# DIRECTION
Each entry below is to be printed verbatim.

─── TASK INPUT ───

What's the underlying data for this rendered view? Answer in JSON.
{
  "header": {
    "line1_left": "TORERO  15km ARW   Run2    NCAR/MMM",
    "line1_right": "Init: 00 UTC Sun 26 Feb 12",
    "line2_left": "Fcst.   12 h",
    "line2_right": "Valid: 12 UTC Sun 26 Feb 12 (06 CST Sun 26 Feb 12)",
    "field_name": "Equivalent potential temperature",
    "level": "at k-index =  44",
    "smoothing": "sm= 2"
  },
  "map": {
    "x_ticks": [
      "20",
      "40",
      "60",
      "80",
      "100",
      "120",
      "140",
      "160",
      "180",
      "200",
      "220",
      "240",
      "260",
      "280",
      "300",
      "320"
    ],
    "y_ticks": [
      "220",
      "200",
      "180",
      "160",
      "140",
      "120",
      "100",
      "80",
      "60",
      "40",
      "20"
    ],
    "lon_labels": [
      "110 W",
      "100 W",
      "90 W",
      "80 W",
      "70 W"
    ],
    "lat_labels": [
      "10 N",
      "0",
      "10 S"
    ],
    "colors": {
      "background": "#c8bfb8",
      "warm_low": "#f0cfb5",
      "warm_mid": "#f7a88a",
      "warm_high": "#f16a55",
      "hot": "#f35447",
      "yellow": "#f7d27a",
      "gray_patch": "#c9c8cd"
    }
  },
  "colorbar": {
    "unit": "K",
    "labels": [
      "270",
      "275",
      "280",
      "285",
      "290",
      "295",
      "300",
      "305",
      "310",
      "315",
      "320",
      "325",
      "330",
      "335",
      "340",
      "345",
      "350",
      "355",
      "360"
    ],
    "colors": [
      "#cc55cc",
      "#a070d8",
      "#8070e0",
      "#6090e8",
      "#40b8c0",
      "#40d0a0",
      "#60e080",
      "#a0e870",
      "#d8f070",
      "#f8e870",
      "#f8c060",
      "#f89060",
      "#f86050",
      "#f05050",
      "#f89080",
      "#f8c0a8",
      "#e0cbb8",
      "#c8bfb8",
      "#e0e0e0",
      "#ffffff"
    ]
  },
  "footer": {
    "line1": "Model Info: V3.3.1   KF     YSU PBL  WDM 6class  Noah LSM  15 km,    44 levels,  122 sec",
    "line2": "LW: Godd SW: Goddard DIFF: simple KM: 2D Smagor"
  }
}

───

# EXERCISE SOLUTION
What's the underlying data for this rendered view? Answer in JSON.
{
  "header": {
    "line1_left": "TORERO  15km ARW   Run2    NCAR/MMM",
    "line1_right": "Init: 00 UTC Sun 26 Feb 12",
    "line2_left": "Fcst.   12 h",
    "line2_right": "Valid: 12 UTC Sun 26 Feb 12 (06 CST Sun 26 Feb 12)",
    "field_name": "Equivalent potential temperature",
    "level": "at k-index =  44",
    "smoothing": "sm= 2"
  },
  "map": {
    "x_ticks": [
      "20",
      "40",
      "60",
      "80",
      "100",
      "120",
      "140",
      "160",
      "180",
      "200",
      "220",
      "240",
      "260",
      "280",
      "300",
      "320"
    ],
    "y_ticks": [
      "220",
      "200",
      "180",
      "160",
      "140",
      "120",
      "100",
      "80",
      "60",
      "40",
      "20"
    ],
    "lon_labels": [
      "110 W",
      "100 W",
      "90 W",
      "80 W",
      "70 W"
    ],
    "lat_labels": [
      "10 N",
      "0",
      "10 S"
    ],
    "colors": {
      "background": "#c8bfb8",
      "warm_low": "#f0cfb5",
      "warm_mid": "#f7a88a",
      "warm_high": "#f16a55",
      "hot": "#f35447",
      "yellow": "#f7d27a",
      "gray_patch": "#c9c8cd"
    }
  },
  "colorbar": {
    "unit": "K",
    "labels": [
      "270",
      "275",
      "280",
      "285",
      "290",
      "295",
      "300",
      "305",
      "310",
      "315",
      "320",
      "325",
      "330",
      "335",
      "340",
      "345",
      "350",
      "355",
      "360"
    ],
    "colors": [
      "#cc55cc",
      "#a070d8",
      "#8070e0",
      "#6090e8",
      "#40b8c0",
      "#40d0a0",
      "#60e080",
      "#a0e870",
      "#d8f070",
      "#f8e870",
      "#f8c060",
      "#f89060",
      "#f86050",
      "#f05050",
      "#f89080",
      "#f8c0a8",
      "#e0cbb8",
      "#c8bfb8",
      "#e0e0e0",
      "#ffffff"
    ]
  },
  "footer": {
    "line1": "Model Info: V3.3.1   KF     YSU PBL  WDM 6class  Noah LSM  15 km,    44 levels,  122 sec",
    "line2": "LW: Godd SW: Goddard DIFF: simple KM: 2D Smagor"
  }
}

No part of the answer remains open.